- Job: Copy out every line of the data below word for word, leaving out the pictures.

- Data excerpts:
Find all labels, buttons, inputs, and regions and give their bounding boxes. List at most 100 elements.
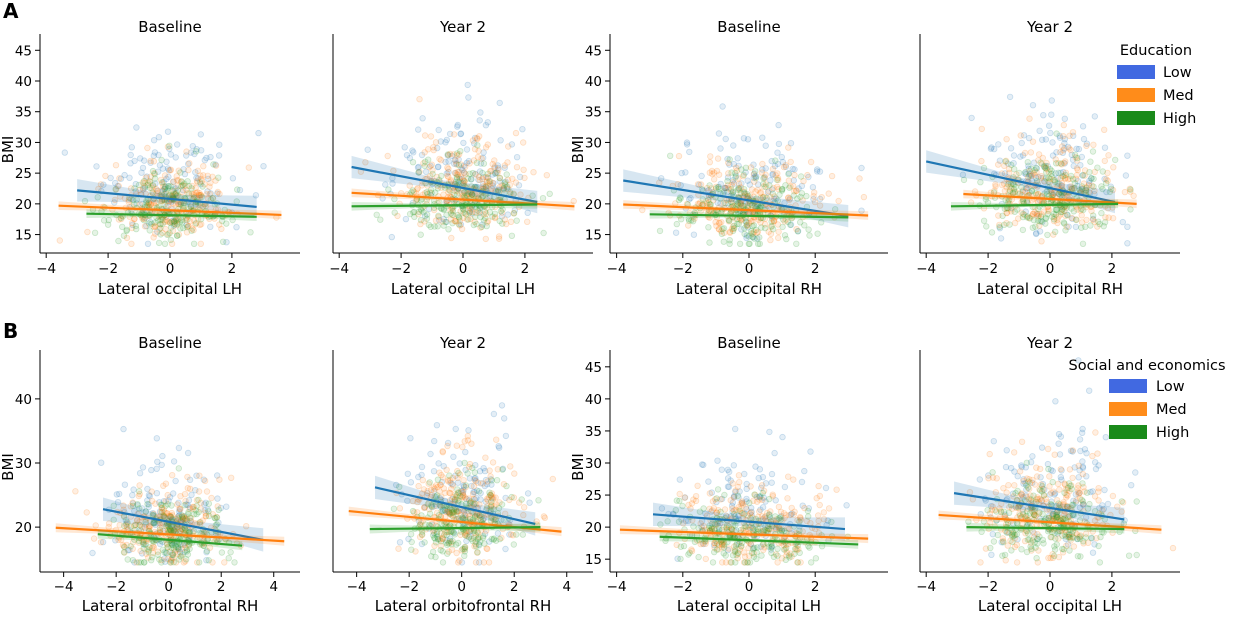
scatter-point-med <box>791 171 798 179</box>
legend-swatch-high <box>1109 425 1147 439</box>
scatter-point-med <box>734 483 742 491</box>
x-tick-label: −2 <box>106 579 126 595</box>
scatter-point-low <box>502 545 509 553</box>
x-tick-label: −2 <box>673 579 693 595</box>
scatter-point-low <box>167 151 175 158</box>
scatter-point-high <box>148 220 155 227</box>
scatter-point-high <box>184 178 191 185</box>
legend-swatch-low <box>1109 379 1147 393</box>
scatter-point-med <box>102 172 109 180</box>
x-axis-label: Lateral occipital LH <box>978 597 1122 615</box>
scatter-point-low <box>402 215 410 223</box>
scatter-point-high <box>685 217 693 224</box>
y-tick-label: 20 <box>15 520 32 536</box>
scatter-point-med <box>146 178 153 185</box>
scatter-point-med <box>448 234 455 242</box>
scatter-point-low <box>163 175 170 182</box>
scatter-point-low <box>1061 115 1068 122</box>
scatter-point-med <box>1003 135 1010 143</box>
scatter-point-high <box>142 199 150 206</box>
scatter-point-high <box>178 216 186 224</box>
scatter-point-high <box>718 230 726 238</box>
scatter-point-med <box>1018 438 1026 445</box>
scatter-point-high <box>179 219 186 226</box>
scatter-point-high <box>185 190 192 197</box>
scatter-point-med <box>151 222 158 230</box>
scatter-point-low <box>480 149 487 156</box>
scatter-point-med <box>394 212 401 220</box>
scatter-point-low <box>1040 111 1047 119</box>
scatter-point-med <box>708 167 716 175</box>
scatter-point-high <box>1024 158 1031 166</box>
scatter-point-med <box>181 491 189 498</box>
scatter-point-high <box>997 508 1005 516</box>
scatter-point-med <box>197 220 205 228</box>
y-tick-label: 30 <box>585 456 602 472</box>
scatter-point-low <box>493 169 500 176</box>
scatter-point-med <box>493 436 500 443</box>
scatter-point-low <box>705 478 712 485</box>
scatter-point-high <box>151 175 159 182</box>
x-tick-label: −4 <box>607 261 627 277</box>
scatter-point-med <box>475 147 482 155</box>
scatter-point-high <box>198 193 205 201</box>
y-tick-label: 40 <box>585 74 602 90</box>
scatter-point-low <box>89 549 96 557</box>
y-axis-label: BMI <box>0 136 17 164</box>
scatter-point-med <box>182 216 189 223</box>
scatter-point-high <box>740 171 747 179</box>
scatter-point-high <box>453 174 460 181</box>
scatter-point-high <box>188 227 195 234</box>
legend-swatch-low <box>1117 65 1155 79</box>
scatter-point-high <box>417 231 424 238</box>
scatter-point-med <box>116 175 123 182</box>
x-tick-label: 2 <box>811 579 820 595</box>
scatter-point-high <box>146 227 153 234</box>
scatter-point-low <box>168 217 176 225</box>
scatter-point-med <box>172 191 179 198</box>
scatter-point-med <box>462 171 469 178</box>
scatter-point-low <box>442 158 449 166</box>
scatter-point-high <box>1034 535 1041 542</box>
scatter-point-low <box>120 425 127 433</box>
scatter-point-low <box>775 140 783 148</box>
scatter-point-med <box>774 170 781 177</box>
scatter-point-med <box>1011 449 1018 456</box>
scatter-point-low <box>159 165 167 172</box>
scatter-point-low <box>204 175 212 183</box>
scatter-point-high <box>455 161 463 169</box>
scatter-point-med <box>748 186 756 193</box>
scatter-point-med <box>206 183 213 190</box>
scatter-point-low <box>153 435 160 442</box>
scatter-point-low <box>197 180 204 188</box>
scatter-point-low <box>740 135 748 142</box>
scatter-point-med <box>780 163 788 171</box>
y-tick-label: 15 <box>15 228 32 244</box>
scatter-point-high <box>1096 559 1104 566</box>
scatter-point-med <box>995 161 1002 168</box>
scatter-point-high <box>728 525 735 533</box>
scatter-point-high <box>774 545 781 552</box>
scatter-point-med <box>681 494 688 501</box>
scatter-point-low <box>1089 549 1097 556</box>
scatter-point-low <box>129 221 136 228</box>
scatter-point-med <box>430 146 437 154</box>
scatter-point-low <box>508 141 516 148</box>
scatter-point-high <box>225 555 232 562</box>
x-tick-label: 2 <box>510 579 519 595</box>
scatter-point-high <box>428 553 435 560</box>
scatter-point-low <box>1003 447 1010 454</box>
scatter-point-med <box>161 218 169 226</box>
scatter-point-high <box>793 240 800 247</box>
scatter-point-high <box>486 178 493 185</box>
scatter-point-med <box>484 141 491 148</box>
scatter-point-high <box>449 207 456 215</box>
scatter-point-med <box>977 559 984 566</box>
scatter-point-med <box>97 539 105 546</box>
scatter-point-low <box>1122 172 1130 179</box>
scatter-point-low <box>159 187 166 195</box>
y-axis-label: BMI <box>0 453 17 481</box>
scatter-point-low <box>223 503 230 510</box>
scatter-point-med <box>150 199 158 207</box>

- Solution for this exercise:
Find all labels, buttons, inputs, and regions and give their bounding boxes. List at most 100 elements.
scatter-point-med <box>791 171 798 179</box>
legend-swatch-high <box>1109 425 1147 439</box>
scatter-point-med <box>734 483 742 491</box>
x-tick-label: −2 <box>106 579 126 595</box>
scatter-point-low <box>502 545 509 553</box>
x-tick-label: −2 <box>673 579 693 595</box>
scatter-point-low <box>167 151 175 158</box>
scatter-point-high <box>148 220 155 227</box>
scatter-point-high <box>184 178 191 185</box>
legend-swatch-low <box>1109 379 1147 393</box>
scatter-point-med <box>102 172 109 180</box>
x-axis-label: Lateral occipital LH <box>978 597 1122 615</box>
scatter-point-low <box>402 215 410 223</box>
scatter-point-high <box>685 217 693 224</box>
y-tick-label: 20 <box>15 520 32 536</box>
scatter-point-med <box>146 178 153 185</box>
scatter-point-med <box>448 234 455 242</box>
scatter-point-low <box>163 175 170 182</box>
scatter-point-low <box>1061 115 1068 122</box>
scatter-point-med <box>1003 135 1010 143</box>
scatter-point-high <box>142 199 150 206</box>
scatter-point-high <box>178 216 186 224</box>
scatter-point-high <box>718 230 726 238</box>
scatter-point-med <box>1018 438 1026 445</box>
scatter-point-high <box>179 219 186 226</box>
scatter-point-high <box>185 190 192 197</box>
scatter-point-med <box>151 222 158 230</box>
scatter-point-low <box>480 149 487 156</box>
scatter-point-med <box>394 212 401 220</box>
scatter-point-low <box>1040 111 1047 119</box>
scatter-point-med <box>708 167 716 175</box>
scatter-point-high <box>1024 158 1031 166</box>
scatter-point-med <box>181 491 189 498</box>
scatter-point-high <box>997 508 1005 516</box>
scatter-point-med <box>197 220 205 228</box>
y-tick-label: 30 <box>585 456 602 472</box>
scatter-point-low <box>493 169 500 176</box>
scatter-point-med <box>493 436 500 443</box>
scatter-point-low <box>705 478 712 485</box>
scatter-point-high <box>151 175 159 182</box>
x-tick-label: −4 <box>607 261 627 277</box>
scatter-point-med <box>475 147 482 155</box>
scatter-point-high <box>198 193 205 201</box>
y-tick-label: 40 <box>585 74 602 90</box>
scatter-point-low <box>89 549 96 557</box>
y-axis-label: BMI <box>0 136 17 164</box>
scatter-point-med <box>182 216 189 223</box>
scatter-point-high <box>740 171 747 179</box>
scatter-point-high <box>453 174 460 181</box>
scatter-point-high <box>188 227 195 234</box>
legend-swatch-low <box>1117 65 1155 79</box>
scatter-point-high <box>417 231 424 238</box>
scatter-point-med <box>116 175 123 182</box>
x-tick-label: 2 <box>811 579 820 595</box>
scatter-point-high <box>146 227 153 234</box>
scatter-point-low <box>168 217 176 225</box>
scatter-point-med <box>172 191 179 198</box>
scatter-point-med <box>462 171 469 178</box>
scatter-point-low <box>442 158 449 166</box>
scatter-point-high <box>1034 535 1041 542</box>
scatter-point-low <box>120 425 127 433</box>
scatter-point-low <box>775 140 783 148</box>
scatter-point-med <box>774 170 781 177</box>
scatter-point-med <box>1011 449 1018 456</box>
scatter-point-low <box>159 165 167 172</box>
scatter-point-low <box>204 175 212 183</box>
scatter-point-high <box>455 161 463 169</box>
scatter-point-med <box>748 186 756 193</box>
scatter-point-med <box>206 183 213 190</box>
scatter-point-low <box>153 435 160 442</box>
scatter-point-low <box>197 180 204 188</box>
scatter-point-low <box>740 135 748 142</box>
scatter-point-med <box>780 163 788 171</box>
y-tick-label: 15 <box>15 228 32 244</box>
scatter-point-high <box>1096 559 1104 566</box>
scatter-point-med <box>995 161 1002 168</box>
scatter-point-high <box>728 525 735 533</box>
scatter-point-high <box>774 545 781 552</box>
scatter-point-med <box>681 494 688 501</box>
scatter-point-low <box>1089 549 1097 556</box>
scatter-point-low <box>129 221 136 228</box>
scatter-point-med <box>430 146 437 154</box>
scatter-point-low <box>508 141 516 148</box>
scatter-point-high <box>225 555 232 562</box>
x-tick-label: 2 <box>510 579 519 595</box>
scatter-point-high <box>428 553 435 560</box>
scatter-point-low <box>1003 447 1010 454</box>
scatter-point-med <box>161 218 169 226</box>
scatter-point-high <box>793 240 800 247</box>
scatter-point-high <box>486 178 493 185</box>
scatter-point-med <box>484 141 491 148</box>
scatter-point-high <box>449 207 456 215</box>
scatter-point-med <box>977 559 984 566</box>
scatter-point-med <box>97 539 105 546</box>
scatter-point-low <box>1122 172 1130 179</box>
scatter-point-low <box>159 187 166 195</box>
y-axis-label: BMI <box>0 453 17 481</box>
scatter-point-low <box>223 503 230 510</box>
scatter-point-med <box>150 199 158 207</box>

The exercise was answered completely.